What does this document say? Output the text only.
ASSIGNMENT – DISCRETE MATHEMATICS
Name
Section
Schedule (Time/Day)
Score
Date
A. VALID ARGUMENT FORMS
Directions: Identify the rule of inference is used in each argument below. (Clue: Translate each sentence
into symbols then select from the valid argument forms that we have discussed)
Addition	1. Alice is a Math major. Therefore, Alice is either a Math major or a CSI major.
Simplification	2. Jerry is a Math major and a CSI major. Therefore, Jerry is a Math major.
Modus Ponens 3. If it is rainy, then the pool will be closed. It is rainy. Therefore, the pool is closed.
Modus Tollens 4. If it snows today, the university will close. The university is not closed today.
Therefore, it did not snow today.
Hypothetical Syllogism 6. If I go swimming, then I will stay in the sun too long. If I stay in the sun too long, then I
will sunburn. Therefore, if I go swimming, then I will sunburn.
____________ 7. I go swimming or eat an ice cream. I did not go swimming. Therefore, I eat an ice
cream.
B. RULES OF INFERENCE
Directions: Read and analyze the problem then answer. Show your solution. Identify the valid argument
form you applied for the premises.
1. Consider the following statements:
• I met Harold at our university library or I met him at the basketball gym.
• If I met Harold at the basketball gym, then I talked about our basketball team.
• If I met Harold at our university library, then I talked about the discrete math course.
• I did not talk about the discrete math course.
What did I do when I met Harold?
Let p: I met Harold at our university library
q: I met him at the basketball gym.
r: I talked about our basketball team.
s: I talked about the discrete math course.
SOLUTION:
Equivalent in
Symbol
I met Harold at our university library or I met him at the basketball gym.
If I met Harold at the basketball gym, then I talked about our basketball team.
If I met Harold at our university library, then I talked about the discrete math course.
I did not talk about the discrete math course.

************

EXERCISE PROMPT:
Copy every line of the material in which the word "today" occurs.

SOLUTION BELOW:
Modus Tollens 4. If it snows today, the university will close. The university is not closed today.
Therefore, it did not snow today.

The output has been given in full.